▶ _Directions_: Return the full material exactly.

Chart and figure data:
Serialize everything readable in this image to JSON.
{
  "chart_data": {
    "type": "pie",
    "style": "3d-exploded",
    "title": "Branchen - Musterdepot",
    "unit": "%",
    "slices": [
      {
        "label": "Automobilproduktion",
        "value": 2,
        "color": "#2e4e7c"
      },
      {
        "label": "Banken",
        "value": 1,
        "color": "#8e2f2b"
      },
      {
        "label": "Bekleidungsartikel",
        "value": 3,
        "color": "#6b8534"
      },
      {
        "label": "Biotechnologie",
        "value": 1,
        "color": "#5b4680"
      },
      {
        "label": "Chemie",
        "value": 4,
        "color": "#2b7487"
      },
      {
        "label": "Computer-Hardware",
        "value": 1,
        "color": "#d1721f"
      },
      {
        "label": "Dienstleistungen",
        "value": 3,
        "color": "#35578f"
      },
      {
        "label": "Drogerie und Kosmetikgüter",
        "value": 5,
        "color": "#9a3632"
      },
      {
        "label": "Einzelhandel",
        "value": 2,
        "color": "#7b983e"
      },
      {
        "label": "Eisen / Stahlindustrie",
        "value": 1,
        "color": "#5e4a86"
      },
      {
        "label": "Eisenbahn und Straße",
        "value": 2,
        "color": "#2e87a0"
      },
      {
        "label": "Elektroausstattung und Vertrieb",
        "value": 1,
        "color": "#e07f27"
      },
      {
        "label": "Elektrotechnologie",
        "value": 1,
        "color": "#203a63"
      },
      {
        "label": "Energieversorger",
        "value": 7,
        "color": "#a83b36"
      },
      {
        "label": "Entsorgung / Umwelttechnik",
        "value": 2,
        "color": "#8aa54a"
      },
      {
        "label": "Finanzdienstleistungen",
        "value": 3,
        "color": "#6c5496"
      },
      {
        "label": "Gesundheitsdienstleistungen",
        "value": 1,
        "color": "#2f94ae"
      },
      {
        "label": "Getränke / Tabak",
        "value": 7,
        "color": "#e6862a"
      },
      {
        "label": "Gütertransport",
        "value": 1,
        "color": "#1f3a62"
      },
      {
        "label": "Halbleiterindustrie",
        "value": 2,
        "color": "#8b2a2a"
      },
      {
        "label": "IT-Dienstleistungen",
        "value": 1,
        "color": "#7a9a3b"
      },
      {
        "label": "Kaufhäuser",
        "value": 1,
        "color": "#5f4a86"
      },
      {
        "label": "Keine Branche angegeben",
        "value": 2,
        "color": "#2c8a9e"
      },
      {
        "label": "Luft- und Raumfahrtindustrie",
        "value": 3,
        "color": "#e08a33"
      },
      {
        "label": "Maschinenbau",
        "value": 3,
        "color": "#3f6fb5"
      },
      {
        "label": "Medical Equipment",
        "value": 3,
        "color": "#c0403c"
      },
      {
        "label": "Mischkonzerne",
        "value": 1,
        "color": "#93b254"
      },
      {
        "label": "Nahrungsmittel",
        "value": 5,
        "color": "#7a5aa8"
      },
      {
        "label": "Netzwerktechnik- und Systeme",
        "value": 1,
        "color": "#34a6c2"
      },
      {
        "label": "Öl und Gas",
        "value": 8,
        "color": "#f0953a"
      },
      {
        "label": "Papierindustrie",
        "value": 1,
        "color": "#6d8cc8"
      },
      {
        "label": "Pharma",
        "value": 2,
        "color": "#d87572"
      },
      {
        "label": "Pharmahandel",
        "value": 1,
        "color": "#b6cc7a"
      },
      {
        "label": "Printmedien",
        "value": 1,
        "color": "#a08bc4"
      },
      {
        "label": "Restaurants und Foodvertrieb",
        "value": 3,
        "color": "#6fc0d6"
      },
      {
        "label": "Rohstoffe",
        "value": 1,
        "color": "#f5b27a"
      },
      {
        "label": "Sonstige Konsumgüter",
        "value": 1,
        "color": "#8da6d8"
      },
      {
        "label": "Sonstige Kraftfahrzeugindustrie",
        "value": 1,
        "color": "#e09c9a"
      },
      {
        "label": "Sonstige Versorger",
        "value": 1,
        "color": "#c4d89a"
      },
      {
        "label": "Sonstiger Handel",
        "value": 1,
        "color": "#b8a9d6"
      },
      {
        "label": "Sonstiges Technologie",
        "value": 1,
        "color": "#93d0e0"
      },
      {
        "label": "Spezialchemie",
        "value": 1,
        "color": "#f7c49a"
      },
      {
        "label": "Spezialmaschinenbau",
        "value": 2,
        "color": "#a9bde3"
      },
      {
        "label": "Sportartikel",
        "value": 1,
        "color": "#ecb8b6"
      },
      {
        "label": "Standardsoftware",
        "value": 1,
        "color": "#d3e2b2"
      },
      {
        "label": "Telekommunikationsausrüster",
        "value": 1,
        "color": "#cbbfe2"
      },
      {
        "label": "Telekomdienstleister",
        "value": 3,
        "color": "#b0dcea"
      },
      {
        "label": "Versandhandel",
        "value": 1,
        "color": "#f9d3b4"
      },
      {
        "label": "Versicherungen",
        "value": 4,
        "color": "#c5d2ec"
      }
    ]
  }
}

▶ _Solution below_:
Serialize everything readable in this image to JSON.
{
  "chart_data": {
    "type": "pie",
    "style": "3d-exploded",
    "title": "Branchen - Musterdepot",
    "unit": "%",
    "slices": [
      {
        "label": "Automobilproduktion",
        "value": 2,
        "color": "#2e4e7c"
      },
      {
        "label": "Banken",
        "value": 1,
        "color": "#8e2f2b"
      },
      {
        "label": "Bekleidungsartikel",
        "value": 3,
        "color": "#6b8534"
      },
      {
        "label": "Biotechnologie",
        "value": 1,
        "color": "#5b4680"
      },
      {
        "label": "Chemie",
        "value": 4,
        "color": "#2b7487"
      },
      {
        "label": "Computer-Hardware",
        "value": 1,
        "color": "#d1721f"
      },
      {
        "label": "Dienstleistungen",
        "value": 3,
        "color": "#35578f"
      },
      {
        "label": "Drogerie und Kosmetikgüter",
        "value": 5,
        "color": "#9a3632"
      },
      {
        "label": "Einzelhandel",
        "value": 2,
        "color": "#7b983e"
      },
      {
        "label": "Eisen / Stahlindustrie",
        "value": 1,
        "color": "#5e4a86"
      },
      {
        "label": "Eisenbahn und Straße",
        "value": 2,
        "color": "#2e87a0"
      },
      {
        "label": "Elektroausstattung und Vertrieb",
        "value": 1,
        "color": "#e07f27"
      },
      {
        "label": "Elektrotechnologie",
        "value": 1,
        "color": "#203a63"
      },
      {
        "label": "Energieversorger",
        "value": 7,
        "color": "#a83b36"
      },
      {
        "label": "Entsorgung / Umwelttechnik",
        "value": 2,
        "color": "#8aa54a"
      },
      {
        "label": "Finanzdienstleistungen",
        "value": 3,
        "color": "#6c5496"
      },
      {
        "label": "Gesundheitsdienstleistungen",
        "value": 1,
        "color": "#2f94ae"
      },
      {
        "label": "Getränke / Tabak",
        "value": 7,
        "color": "#e6862a"
      },
      {
        "label": "Gütertransport",
        "value": 1,
        "color": "#1f3a62"
      },
      {
        "label": "Halbleiterindustrie",
        "value": 2,
        "color": "#8b2a2a"
      },
      {
        "label": "IT-Dienstleistungen",
        "value": 1,
        "color": "#7a9a3b"
      },
      {
        "label": "Kaufhäuser",
        "value": 1,
        "color": "#5f4a86"
      },
      {
        "label": "Keine Branche angegeben",
        "value": 2,
        "color": "#2c8a9e"
      },
      {
        "label": "Luft- und Raumfahrtindustrie",
        "value": 3,
        "color": "#e08a33"
      },
      {
        "label": "Maschinenbau",
        "value": 3,
        "color": "#3f6fb5"
      },
      {
        "label": "Medical Equipment",
        "value": 3,
        "color": "#c0403c"
      },
      {
        "label": "Mischkonzerne",
        "value": 1,
        "color": "#93b254"
      },
      {
        "label": "Nahrungsmittel",
        "value": 5,
        "color": "#7a5aa8"
      },
      {
        "label": "Netzwerktechnik- und Systeme",
        "value": 1,
        "color": "#34a6c2"
      },
      {
        "label": "Öl und Gas",
        "value": 8,
        "color": "#f0953a"
      },
      {
        "label": "Papierindustrie",
        "value": 1,
        "color": "#6d8cc8"
      },
      {
        "label": "Pharma",
        "value": 2,
        "color": "#d87572"
      },
      {
        "label": "Pharmahandel",
        "value": 1,
        "color": "#b6cc7a"
      },
      {
        "label": "Printmedien",
        "value": 1,
        "color": "#a08bc4"
      },
      {
        "label": "Restaurants und Foodvertrieb",
        "value": 3,
        "color": "#6fc0d6"
      },
      {
        "label": "Rohstoffe",
        "value": 1,
        "color": "#f5b27a"
      },
      {
        "label": "Sonstige Konsumgüter",
        "value": 1,
        "color": "#8da6d8"
      },
      {
        "label": "Sonstige Kraftfahrzeugindustrie",
        "value": 1,
        "color": "#e09c9a"
      },
      {
        "label": "Sonstige Versorger",
        "value": 1,
        "color": "#c4d89a"
      },
      {
        "label": "Sonstiger Handel",
        "value": 1,
        "color": "#b8a9d6"
      },
      {
        "label": "Sonstiges Technologie",
        "value": 1,
        "color": "#93d0e0"
      },
      {
        "label": "Spezialchemie",
        "value": 1,
        "color": "#f7c49a"
      },
      {
        "label": "Spezialmaschinenbau",
        "value": 2,
        "color": "#a9bde3"
      },
      {
        "label": "Sportartikel",
        "value": 1,
        "color": "#ecb8b6"
      },
      {
        "label": "Standardsoftware",
        "value": 1,
        "color": "#d3e2b2"
      },
      {
        "label": "Telekommunikationsausrüster",
        "value": 1,
        "color": "#cbbfe2"
      },
      {
        "label": "Telekomdienstleister",
        "value": 3,
        "color": "#b0dcea"
      },
      {
        "label": "Versandhandel",
        "value": 1,
        "color": "#f9d3b4"
      },
      {
        "label": "Versicherungen",
        "value": 4,
        "color": "#c5d2ec"
      }
    ]
  }
}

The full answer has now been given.